> _WRITTEN REQUEST_: Extract each line bearing the word "abroad".

Records excerpted from a collection:
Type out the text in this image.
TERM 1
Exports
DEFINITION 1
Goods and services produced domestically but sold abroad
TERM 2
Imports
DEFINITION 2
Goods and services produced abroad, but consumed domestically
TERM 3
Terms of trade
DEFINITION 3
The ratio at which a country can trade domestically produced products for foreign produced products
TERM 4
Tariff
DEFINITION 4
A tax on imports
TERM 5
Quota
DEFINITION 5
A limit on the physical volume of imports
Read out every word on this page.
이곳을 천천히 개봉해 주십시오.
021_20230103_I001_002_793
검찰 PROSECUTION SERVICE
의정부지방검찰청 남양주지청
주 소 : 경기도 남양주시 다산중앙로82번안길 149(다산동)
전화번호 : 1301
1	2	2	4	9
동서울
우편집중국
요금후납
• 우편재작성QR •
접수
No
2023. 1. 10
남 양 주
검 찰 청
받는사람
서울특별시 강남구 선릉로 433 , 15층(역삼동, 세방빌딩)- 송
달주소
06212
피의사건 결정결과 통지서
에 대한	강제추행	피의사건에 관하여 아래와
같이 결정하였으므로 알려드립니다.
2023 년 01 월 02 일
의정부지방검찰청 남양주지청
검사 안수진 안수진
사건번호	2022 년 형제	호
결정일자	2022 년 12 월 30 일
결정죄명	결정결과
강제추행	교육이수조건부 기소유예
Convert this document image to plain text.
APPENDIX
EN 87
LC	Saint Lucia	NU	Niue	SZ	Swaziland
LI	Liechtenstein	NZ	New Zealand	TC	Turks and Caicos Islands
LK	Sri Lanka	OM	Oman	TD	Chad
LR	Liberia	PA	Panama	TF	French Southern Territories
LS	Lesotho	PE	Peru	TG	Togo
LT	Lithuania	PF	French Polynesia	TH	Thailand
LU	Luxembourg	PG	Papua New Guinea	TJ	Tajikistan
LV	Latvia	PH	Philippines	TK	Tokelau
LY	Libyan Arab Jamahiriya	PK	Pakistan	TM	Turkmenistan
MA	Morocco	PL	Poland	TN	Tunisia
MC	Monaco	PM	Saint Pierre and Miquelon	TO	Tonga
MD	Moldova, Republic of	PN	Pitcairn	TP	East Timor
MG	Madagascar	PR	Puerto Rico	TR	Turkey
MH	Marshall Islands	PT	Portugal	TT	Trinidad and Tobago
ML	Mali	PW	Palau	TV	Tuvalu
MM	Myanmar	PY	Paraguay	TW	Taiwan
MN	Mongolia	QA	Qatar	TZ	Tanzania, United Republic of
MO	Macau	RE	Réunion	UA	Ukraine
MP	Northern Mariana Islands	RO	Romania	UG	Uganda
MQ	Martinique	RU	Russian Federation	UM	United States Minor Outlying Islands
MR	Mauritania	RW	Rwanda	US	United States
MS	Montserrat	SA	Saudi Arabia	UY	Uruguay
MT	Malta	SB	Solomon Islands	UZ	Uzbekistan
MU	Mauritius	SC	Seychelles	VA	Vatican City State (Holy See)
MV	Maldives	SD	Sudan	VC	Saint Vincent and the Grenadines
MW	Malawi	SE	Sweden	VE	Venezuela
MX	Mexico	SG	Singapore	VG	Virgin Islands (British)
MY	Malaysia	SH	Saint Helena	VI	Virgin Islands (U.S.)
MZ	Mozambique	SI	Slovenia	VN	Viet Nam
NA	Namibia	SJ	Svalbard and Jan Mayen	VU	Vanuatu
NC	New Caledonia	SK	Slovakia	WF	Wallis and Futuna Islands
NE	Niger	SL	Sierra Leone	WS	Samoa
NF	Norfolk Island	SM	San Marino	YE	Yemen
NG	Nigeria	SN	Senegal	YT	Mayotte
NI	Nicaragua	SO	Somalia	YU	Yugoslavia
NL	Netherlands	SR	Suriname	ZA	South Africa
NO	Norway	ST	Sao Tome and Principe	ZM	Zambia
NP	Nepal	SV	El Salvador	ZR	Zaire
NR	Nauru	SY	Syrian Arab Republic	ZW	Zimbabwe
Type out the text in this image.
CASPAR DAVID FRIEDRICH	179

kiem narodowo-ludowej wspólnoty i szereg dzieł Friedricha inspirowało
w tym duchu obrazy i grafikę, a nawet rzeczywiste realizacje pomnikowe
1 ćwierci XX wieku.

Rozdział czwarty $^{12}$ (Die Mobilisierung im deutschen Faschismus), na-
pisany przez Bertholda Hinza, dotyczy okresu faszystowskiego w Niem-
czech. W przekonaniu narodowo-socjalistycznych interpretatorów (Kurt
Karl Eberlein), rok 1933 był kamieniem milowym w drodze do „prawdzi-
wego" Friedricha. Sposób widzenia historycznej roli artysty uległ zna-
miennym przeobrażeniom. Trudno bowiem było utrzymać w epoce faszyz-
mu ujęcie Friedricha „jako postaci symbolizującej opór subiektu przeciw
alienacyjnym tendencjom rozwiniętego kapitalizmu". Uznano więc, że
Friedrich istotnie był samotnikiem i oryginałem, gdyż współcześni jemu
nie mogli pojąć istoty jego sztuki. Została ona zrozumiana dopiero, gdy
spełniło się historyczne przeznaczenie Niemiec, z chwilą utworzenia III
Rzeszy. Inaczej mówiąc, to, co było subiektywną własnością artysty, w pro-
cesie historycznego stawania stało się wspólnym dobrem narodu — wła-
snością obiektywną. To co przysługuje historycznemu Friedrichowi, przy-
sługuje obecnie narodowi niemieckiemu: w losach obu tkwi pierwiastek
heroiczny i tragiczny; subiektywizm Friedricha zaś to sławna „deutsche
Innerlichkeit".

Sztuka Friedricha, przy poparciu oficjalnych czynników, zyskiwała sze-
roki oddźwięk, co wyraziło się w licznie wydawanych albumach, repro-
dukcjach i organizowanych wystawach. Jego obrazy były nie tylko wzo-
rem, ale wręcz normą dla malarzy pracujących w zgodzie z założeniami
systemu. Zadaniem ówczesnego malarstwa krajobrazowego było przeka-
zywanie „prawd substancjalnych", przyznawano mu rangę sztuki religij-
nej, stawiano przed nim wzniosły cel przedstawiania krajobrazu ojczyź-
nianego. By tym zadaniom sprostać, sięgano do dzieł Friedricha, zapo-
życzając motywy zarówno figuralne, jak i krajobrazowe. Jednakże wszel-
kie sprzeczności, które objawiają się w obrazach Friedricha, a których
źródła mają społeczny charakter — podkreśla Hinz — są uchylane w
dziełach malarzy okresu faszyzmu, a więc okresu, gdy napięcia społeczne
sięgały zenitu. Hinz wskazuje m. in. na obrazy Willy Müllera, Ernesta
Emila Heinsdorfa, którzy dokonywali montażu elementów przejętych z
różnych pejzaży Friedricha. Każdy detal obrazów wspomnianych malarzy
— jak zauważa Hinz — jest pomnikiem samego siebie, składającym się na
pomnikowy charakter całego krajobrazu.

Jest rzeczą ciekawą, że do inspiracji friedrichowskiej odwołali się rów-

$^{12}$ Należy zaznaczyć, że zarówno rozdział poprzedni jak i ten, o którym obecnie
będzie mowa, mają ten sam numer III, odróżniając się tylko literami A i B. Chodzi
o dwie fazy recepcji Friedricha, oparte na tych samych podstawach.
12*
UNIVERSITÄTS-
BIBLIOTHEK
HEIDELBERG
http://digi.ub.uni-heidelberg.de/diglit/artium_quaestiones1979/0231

> _SOLUTION TO THIS TASK_:
Goods and services produced domestically but sold abroad
Goods and services produced abroad, but consumed domestically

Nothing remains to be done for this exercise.